# To do
Every line below must be reproduced exactly. Copy them all.

# Source data
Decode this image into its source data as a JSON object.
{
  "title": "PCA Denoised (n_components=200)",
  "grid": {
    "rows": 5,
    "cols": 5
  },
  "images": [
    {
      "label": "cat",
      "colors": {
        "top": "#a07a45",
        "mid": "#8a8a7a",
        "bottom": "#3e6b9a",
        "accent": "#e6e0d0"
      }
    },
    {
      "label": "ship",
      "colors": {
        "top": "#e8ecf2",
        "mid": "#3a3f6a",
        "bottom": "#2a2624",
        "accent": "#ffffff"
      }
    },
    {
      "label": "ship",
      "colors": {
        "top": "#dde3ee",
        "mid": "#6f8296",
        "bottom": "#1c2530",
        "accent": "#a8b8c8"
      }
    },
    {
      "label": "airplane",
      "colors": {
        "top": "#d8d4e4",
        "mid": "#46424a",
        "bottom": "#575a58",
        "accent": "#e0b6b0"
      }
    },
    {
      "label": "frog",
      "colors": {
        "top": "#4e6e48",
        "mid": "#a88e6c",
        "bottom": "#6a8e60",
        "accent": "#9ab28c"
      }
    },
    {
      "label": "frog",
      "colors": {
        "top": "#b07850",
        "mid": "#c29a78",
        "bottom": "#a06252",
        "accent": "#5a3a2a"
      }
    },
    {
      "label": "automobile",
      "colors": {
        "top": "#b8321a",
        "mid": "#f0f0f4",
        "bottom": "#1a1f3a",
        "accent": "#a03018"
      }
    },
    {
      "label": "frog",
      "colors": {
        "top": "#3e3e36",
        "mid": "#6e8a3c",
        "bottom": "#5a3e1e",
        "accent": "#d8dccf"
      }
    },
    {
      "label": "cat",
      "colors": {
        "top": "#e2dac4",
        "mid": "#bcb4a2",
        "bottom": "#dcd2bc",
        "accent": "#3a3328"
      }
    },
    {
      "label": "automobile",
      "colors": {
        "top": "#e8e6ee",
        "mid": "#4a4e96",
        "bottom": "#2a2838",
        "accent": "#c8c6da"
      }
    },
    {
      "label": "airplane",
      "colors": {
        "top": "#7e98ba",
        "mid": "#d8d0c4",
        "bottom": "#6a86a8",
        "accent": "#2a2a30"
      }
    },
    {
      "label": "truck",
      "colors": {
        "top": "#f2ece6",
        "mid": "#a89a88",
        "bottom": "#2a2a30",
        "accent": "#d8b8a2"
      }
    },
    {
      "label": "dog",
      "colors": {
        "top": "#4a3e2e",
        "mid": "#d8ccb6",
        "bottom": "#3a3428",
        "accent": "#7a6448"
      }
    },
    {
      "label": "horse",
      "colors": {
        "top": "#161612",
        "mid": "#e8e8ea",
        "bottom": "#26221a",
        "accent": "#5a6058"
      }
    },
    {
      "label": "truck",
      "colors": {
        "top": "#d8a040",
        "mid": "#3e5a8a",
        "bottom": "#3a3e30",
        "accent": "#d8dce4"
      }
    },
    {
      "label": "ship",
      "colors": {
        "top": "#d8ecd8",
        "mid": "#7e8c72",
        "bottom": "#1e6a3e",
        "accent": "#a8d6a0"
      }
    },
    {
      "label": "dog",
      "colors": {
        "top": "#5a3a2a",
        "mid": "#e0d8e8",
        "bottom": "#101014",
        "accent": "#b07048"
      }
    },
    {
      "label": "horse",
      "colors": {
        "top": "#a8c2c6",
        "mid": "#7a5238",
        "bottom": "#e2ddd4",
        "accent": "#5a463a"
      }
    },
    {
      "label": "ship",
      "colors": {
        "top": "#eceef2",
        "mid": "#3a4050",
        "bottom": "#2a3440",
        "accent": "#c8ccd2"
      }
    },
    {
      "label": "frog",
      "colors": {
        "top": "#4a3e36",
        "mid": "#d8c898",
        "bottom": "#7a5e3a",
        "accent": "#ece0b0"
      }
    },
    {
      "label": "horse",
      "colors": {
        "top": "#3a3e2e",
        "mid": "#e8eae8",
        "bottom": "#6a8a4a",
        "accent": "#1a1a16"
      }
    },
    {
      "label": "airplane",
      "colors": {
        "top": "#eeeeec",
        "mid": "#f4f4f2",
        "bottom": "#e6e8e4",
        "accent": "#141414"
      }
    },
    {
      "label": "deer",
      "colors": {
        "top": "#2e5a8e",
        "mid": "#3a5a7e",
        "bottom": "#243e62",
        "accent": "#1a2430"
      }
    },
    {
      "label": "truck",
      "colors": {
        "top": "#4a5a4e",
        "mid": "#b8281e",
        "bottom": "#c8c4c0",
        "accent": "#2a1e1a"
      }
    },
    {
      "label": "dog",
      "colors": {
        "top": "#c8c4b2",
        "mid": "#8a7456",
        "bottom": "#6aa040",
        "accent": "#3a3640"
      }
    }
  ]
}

# The result
Decode this image into its source data as a JSON object.
{
  "title": "PCA Denoised (n_components=200)",
  "grid": {
    "rows": 5,
    "cols": 5
  },
  "images": [
    {
      "label": "cat",
      "colors": {
        "top": "#a07a45",
        "mid": "#8a8a7a",
        "bottom": "#3e6b9a",
        "accent": "#e6e0d0"
      }
    },
    {
      "label": "ship",
      "colors": {
        "top": "#e8ecf2",
        "mid": "#3a3f6a",
        "bottom": "#2a2624",
        "accent": "#ffffff"
      }
    },
    {
      "label": "ship",
      "colors": {
        "top": "#dde3ee",
        "mid": "#6f8296",
        "bottom": "#1c2530",
        "accent": "#a8b8c8"
      }
    },
    {
      "label": "airplane",
      "colors": {
        "top": "#d8d4e4",
        "mid": "#46424a",
        "bottom": "#575a58",
        "accent": "#e0b6b0"
      }
    },
    {
      "label": "frog",
      "colors": {
        "top": "#4e6e48",
        "mid": "#a88e6c",
        "bottom": "#6a8e60",
        "accent": "#9ab28c"
      }
    },
    {
      "label": "frog",
      "colors": {
        "top": "#b07850",
        "mid": "#c29a78",
        "bottom": "#a06252",
        "accent": "#5a3a2a"
      }
    },
    {
      "label": "automobile",
      "colors": {
        "top": "#b8321a",
        "mid": "#f0f0f4",
        "bottom": "#1a1f3a",
        "accent": "#a03018"
      }
    },
    {
      "label": "frog",
      "colors": {
        "top": "#3e3e36",
        "mid": "#6e8a3c",
        "bottom": "#5a3e1e",
        "accent": "#d8dccf"
      }
    },
    {
      "label": "cat",
      "colors": {
        "top": "#e2dac4",
        "mid": "#bcb4a2",
        "bottom": "#dcd2bc",
        "accent": "#3a3328"
      }
    },
    {
      "label": "automobile",
      "colors": {
        "top": "#e8e6ee",
        "mid": "#4a4e96",
        "bottom": "#2a2838",
        "accent": "#c8c6da"
      }
    },
    {
      "label": "airplane",
      "colors": {
        "top": "#7e98ba",
        "mid": "#d8d0c4",
        "bottom": "#6a86a8",
        "accent": "#2a2a30"
      }
    },
    {
      "label": "truck",
      "colors": {
        "top": "#f2ece6",
        "mid": "#a89a88",
        "bottom": "#2a2a30",
        "accent": "#d8b8a2"
      }
    },
    {
      "label": "dog",
      "colors": {
        "top": "#4a3e2e",
        "mid": "#d8ccb6",
        "bottom": "#3a3428",
        "accent": "#7a6448"
      }
    },
    {
      "label": "horse",
      "colors": {
        "top": "#161612",
        "mid": "#e8e8ea",
        "bottom": "#26221a",
        "accent": "#5a6058"
      }
    },
    {
      "label": "truck",
      "colors": {
        "top": "#d8a040",
        "mid": "#3e5a8a",
        "bottom": "#3a3e30",
        "accent": "#d8dce4"
      }
    },
    {
      "label": "ship",
      "colors": {
        "top": "#d8ecd8",
        "mid": "#7e8c72",
        "bottom": "#1e6a3e",
        "accent": "#a8d6a0"
      }
    },
    {
      "label": "dog",
      "colors": {
        "top": "#5a3a2a",
        "mid": "#e0d8e8",
        "bottom": "#101014",
        "accent": "#b07048"
      }
    },
    {
      "label": "horse",
      "colors": {
        "top": "#a8c2c6",
        "mid": "#7a5238",
        "bottom": "#e2ddd4",
        "accent": "#5a463a"
      }
    },
    {
      "label": "ship",
      "colors": {
        "top": "#eceef2",
        "mid": "#3a4050",
        "bottom": "#2a3440",
        "accent": "#c8ccd2"
      }
    },
    {
      "label": "frog",
      "colors": {
        "top": "#4a3e36",
        "mid": "#d8c898",
        "bottom": "#7a5e3a",
        "accent": "#ece0b0"
      }
    },
    {
      "label": "horse",
      "colors": {
        "top": "#3a3e2e",
        "mid": "#e8eae8",
        "bottom": "#6a8a4a",
        "accent": "#1a1a16"
      }
    },
    {
      "label": "airplane",
      "colors": {
        "top": "#eeeeec",
        "mid": "#f4f4f2",
        "bottom": "#e6e8e4",
        "accent": "#141414"
      }
    },
    {
      "label": "deer",
      "colors": {
        "top": "#2e5a8e",
        "mid": "#3a5a7e",
        "bottom": "#243e62",
        "accent": "#1a2430"
      }
    },
    {
      "label": "truck",
      "colors": {
        "top": "#4a5a4e",
        "mid": "#b8281e",
        "bottom": "#c8c4c0",
        "accent": "#2a1e1a"
      }
    },
    {
      "label": "dog",
      "colors": {
        "top": "#c8c4b2",
        "mid": "#8a7456",
        "bottom": "#6aa040",
        "accent": "#3a3640"
      }
    }
  ]
}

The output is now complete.